● THE REQUEST:
Return every one of the lines below unchanged, but omit any picture from your answer.

● MATERIAL TO PROCESS:
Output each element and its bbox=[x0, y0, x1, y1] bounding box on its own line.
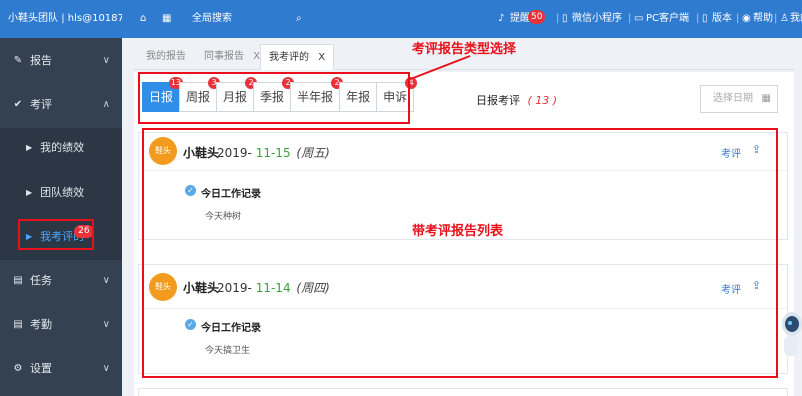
check-icon: ✔ bbox=[13, 98, 23, 110]
divider: | bbox=[696, 13, 700, 24]
sidebar-item-team-performance[interactable]: ▶ 团队绩效 bbox=[0, 178, 122, 206]
close-icon[interactable]: X bbox=[318, 52, 325, 63]
global-search-label[interactable]: 全局搜索 bbox=[192, 0, 232, 38]
monitor-icon: ▭ bbox=[634, 13, 644, 24]
pc-client-link[interactable]: PC客户端 bbox=[646, 0, 689, 38]
divider: | bbox=[736, 13, 740, 24]
sidebar-item-review[interactable]: ✔ 考评 ∧ bbox=[0, 88, 122, 120]
search-icon[interactable]: ⌕ bbox=[296, 0, 302, 38]
sidebar-item-label: 考勤 bbox=[30, 318, 52, 331]
chevron-down-icon: ∨ bbox=[102, 274, 110, 286]
date-placeholder: 选择日期 bbox=[713, 93, 753, 104]
sidebar-item-task[interactable]: ▤ 任务 ∨ bbox=[0, 264, 122, 296]
divider: | bbox=[628, 13, 632, 24]
list-title: 日报考评 ( 13 ) bbox=[476, 92, 557, 108]
help-link[interactable]: 帮助 bbox=[753, 0, 773, 38]
annotation-type-select: 考评报告类型选择 bbox=[412, 42, 517, 57]
tab-label: 我的报告 bbox=[146, 51, 186, 62]
wechat-miniprogram-link[interactable]: 微信小程序 bbox=[572, 0, 622, 38]
grid-icon[interactable]: ▦ bbox=[162, 0, 171, 38]
sidebar-item-label: 任务 bbox=[30, 274, 52, 287]
sidebar-item-label: 报告 bbox=[30, 54, 52, 67]
home-icon[interactable]: ⌂ bbox=[140, 0, 146, 38]
sidebar-item-attendance[interactable]: ▤ 考勤 ∨ bbox=[0, 308, 122, 340]
tab-my-reports[interactable]: 我的报告 bbox=[138, 44, 194, 70]
tab-my-reviews[interactable]: 我考评的 X bbox=[260, 44, 335, 70]
clipboard-icon: ▤ bbox=[13, 318, 23, 330]
remind-count-badge: 50 bbox=[528, 10, 546, 24]
list-title-text: 日报考评 bbox=[476, 94, 520, 107]
brand-bar: 小鞋头团队 | hls@10187 bbox=[0, 0, 122, 38]
tab-label: 同事报告 bbox=[204, 51, 244, 62]
team-name: 小鞋头团队 bbox=[8, 13, 58, 24]
help-icon: ◉ bbox=[742, 13, 751, 24]
version-link[interactable]: 版本 bbox=[712, 0, 732, 38]
divider: | bbox=[556, 13, 560, 24]
list-icon: ▤ bbox=[13, 274, 23, 286]
annotation-box-report-list bbox=[142, 128, 778, 378]
sidebar-item-report[interactable]: ✎ 报告 ∨ bbox=[0, 44, 122, 76]
phone-icon: ▯ bbox=[562, 13, 568, 24]
tab-label: 我考评的 bbox=[269, 52, 309, 63]
document-icon: ▯ bbox=[702, 13, 708, 24]
annotation-box-my-reviews bbox=[18, 219, 94, 250]
next-report-card bbox=[138, 388, 788, 396]
gear-icon: ⚙ bbox=[13, 362, 23, 374]
sidebar-item-label: 团队绩效 bbox=[40, 186, 85, 199]
chevron-down-icon: ∨ bbox=[102, 54, 110, 66]
caret-right-icon: ▶ bbox=[26, 187, 33, 197]
tab-colleague-reports[interactable]: 同事报告 X bbox=[196, 44, 268, 70]
date-picker[interactable]: 选择日期 ▦ bbox=[700, 85, 778, 113]
list-count: ( 13 ) bbox=[527, 94, 558, 107]
edit-icon: ✎ bbox=[13, 54, 23, 66]
remind-button[interactable]: 提醒 bbox=[510, 0, 530, 38]
caret-right-icon: ▶ bbox=[26, 142, 33, 152]
sidebar-item-settings[interactable]: ⚙ 设置 ∨ bbox=[0, 352, 122, 384]
chevron-down-icon: ∨ bbox=[102, 318, 110, 330]
user-icon: ♙ bbox=[780, 13, 789, 24]
sidebar: 小鞋头团队 | hls@10187 ✎ 报告 ∨ ✔ 考评 ∧ ▶ 我的绩效 ▶… bbox=[0, 0, 122, 396]
divider: | bbox=[774, 13, 778, 24]
sidebar-item-label: 考评 bbox=[30, 98, 52, 111]
chevron-up-icon: ∧ bbox=[102, 98, 110, 110]
sidebar-item-label: 设置 bbox=[30, 362, 52, 375]
sidebar-item-label: 我的绩效 bbox=[40, 141, 85, 154]
annotation-box-type-select bbox=[138, 72, 410, 124]
top-bar: ⌂ ▦ 全局搜索 ⌕ ♪ 提醒 50 | ▯ 微信小程序 | ▭ PC客户端 |… bbox=[122, 0, 802, 38]
sidebar-item-my-performance[interactable]: ▶ 我的绩效 bbox=[0, 133, 122, 161]
annotation-report-list: 带考评报告列表 bbox=[412, 224, 504, 239]
my-account-link[interactable]: 我的 bbox=[790, 0, 802, 38]
account-name: hls@10187 bbox=[67, 13, 122, 24]
bell-icon[interactable]: ♪ bbox=[498, 0, 504, 38]
chevron-down-icon: ∨ bbox=[102, 362, 110, 374]
calendar-icon: ▦ bbox=[761, 93, 771, 104]
assistant-robot-icon[interactable] bbox=[776, 302, 802, 362]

● OUTPUT FOR THIS TASK:
Output each element and its bbox=[x0, y0, x1, y1] bounding box on its own line.
check-icon: ✔ bbox=[13, 98, 23, 110]
divider: | bbox=[696, 13, 700, 24]
sidebar-item-team-performance[interactable]: ▶ 团队绩效 bbox=[0, 178, 122, 206]
close-icon[interactable]: X bbox=[318, 52, 325, 63]
global-search-label[interactable]: 全局搜索 bbox=[192, 0, 232, 38]
monitor-icon: ▭ bbox=[634, 13, 644, 24]
pc-client-link[interactable]: PC客户端 bbox=[646, 0, 689, 38]
divider: | bbox=[736, 13, 740, 24]
sidebar-item-review[interactable]: ✔ 考评 ∧ bbox=[0, 88, 122, 120]
search-icon[interactable]: ⌕ bbox=[296, 0, 302, 38]
sidebar-item-label: 考勤 bbox=[30, 318, 52, 331]
chevron-down-icon: ∨ bbox=[102, 274, 110, 286]
date-placeholder: 选择日期 bbox=[713, 93, 753, 104]
sidebar-item-task[interactable]: ▤ 任务 ∨ bbox=[0, 264, 122, 296]
divider: | bbox=[628, 13, 632, 24]
list-title: 日报考评 ( 13 ) bbox=[476, 92, 557, 108]
help-link[interactable]: 帮助 bbox=[753, 0, 773, 38]
annotation-type-select: 考评报告类型选择 bbox=[412, 42, 517, 57]
tab-label: 我的报告 bbox=[146, 51, 186, 62]
wechat-miniprogram-link[interactable]: 微信小程序 bbox=[572, 0, 622, 38]
grid-icon[interactable]: ▦ bbox=[162, 0, 171, 38]
sidebar-item-label: 任务 bbox=[30, 274, 52, 287]
sidebar-item-label: 报告 bbox=[30, 54, 52, 67]
home-icon[interactable]: ⌂ bbox=[140, 0, 146, 38]
sidebar-item-attendance[interactable]: ▤ 考勤 ∨ bbox=[0, 308, 122, 340]
tab-my-reports[interactable]: 我的报告 bbox=[138, 44, 194, 70]
tab-my-reviews[interactable]: 我考评的 X bbox=[260, 44, 335, 70]
clipboard-icon: ▤ bbox=[13, 318, 23, 330]
remind-count-badge: 50 bbox=[528, 10, 546, 24]
list-title-text: 日报考评 bbox=[476, 94, 520, 107]
brand-bar: 小鞋头团队 | hls@10187 bbox=[0, 0, 122, 38]
tab-label: 同事报告 bbox=[204, 51, 244, 62]
team-name: 小鞋头团队 bbox=[8, 13, 58, 24]
help-icon: ◉ bbox=[742, 13, 751, 24]
version-link[interactable]: 版本 bbox=[712, 0, 732, 38]
divider: | bbox=[556, 13, 560, 24]
list-icon: ▤ bbox=[13, 274, 23, 286]
annotation-box-report-list bbox=[142, 128, 778, 378]
sidebar-item-report[interactable]: ✎ 报告 ∨ bbox=[0, 44, 122, 76]
phone-icon: ▯ bbox=[562, 13, 568, 24]
tab-label: 我考评的 bbox=[269, 52, 309, 63]
document-icon: ▯ bbox=[702, 13, 708, 24]
annotation-box-my-reviews bbox=[18, 219, 94, 250]
next-report-card bbox=[138, 388, 788, 396]
gear-icon: ⚙ bbox=[13, 362, 23, 374]
sidebar-item-label: 团队绩效 bbox=[40, 186, 85, 199]
chevron-down-icon: ∨ bbox=[102, 54, 110, 66]
caret-right-icon: ▶ bbox=[26, 187, 33, 197]
tab-colleague-reports[interactable]: 同事报告 X bbox=[196, 44, 268, 70]
date-picker[interactable]: 选择日期 ▦ bbox=[700, 85, 778, 113]
list-count: ( 13 ) bbox=[527, 94, 558, 107]
edit-icon: ✎ bbox=[13, 54, 23, 66]
remind-button[interactable]: 提醒 bbox=[510, 0, 530, 38]
caret-right-icon: ▶ bbox=[26, 142, 33, 152]
sidebar-item-settings[interactable]: ⚙ 设置 ∨ bbox=[0, 352, 122, 384]
chevron-down-icon: ∨ bbox=[102, 318, 110, 330]
user-icon: ♙ bbox=[780, 13, 789, 24]
sidebar: 小鞋头团队 | hls@10187 ✎ 报告 ∨ ✔ 考评 ∧ ▶ 我的绩效 ▶… bbox=[0, 0, 122, 396]
divider: | bbox=[774, 13, 778, 24]
sidebar-item-label: 考评 bbox=[30, 98, 52, 111]
chevron-up-icon: ∧ bbox=[102, 98, 110, 110]
sidebar-item-label: 设置 bbox=[30, 362, 52, 375]
sidebar-item-label: 我的绩效 bbox=[40, 141, 85, 154]
annotation-box-type-select bbox=[138, 72, 410, 124]
top-bar: ⌂ ▦ 全局搜索 ⌕ ♪ 提醒 50 | ▯ 微信小程序 | ▭ PC客户端 |… bbox=[122, 0, 802, 38]
sidebar-item-my-performance[interactable]: ▶ 我的绩效 bbox=[0, 133, 122, 161]
annotation-report-list: 带考评报告列表 bbox=[412, 224, 504, 239]
my-account-link[interactable]: 我的 bbox=[790, 0, 802, 38]
account-name: hls@10187 bbox=[67, 13, 122, 24]
bell-icon[interactable]: ♪ bbox=[498, 0, 504, 38]
chevron-down-icon: ∨ bbox=[102, 362, 110, 374]
calendar-icon: ▦ bbox=[761, 93, 771, 104]
assistant-robot-icon[interactable] bbox=[776, 302, 802, 362]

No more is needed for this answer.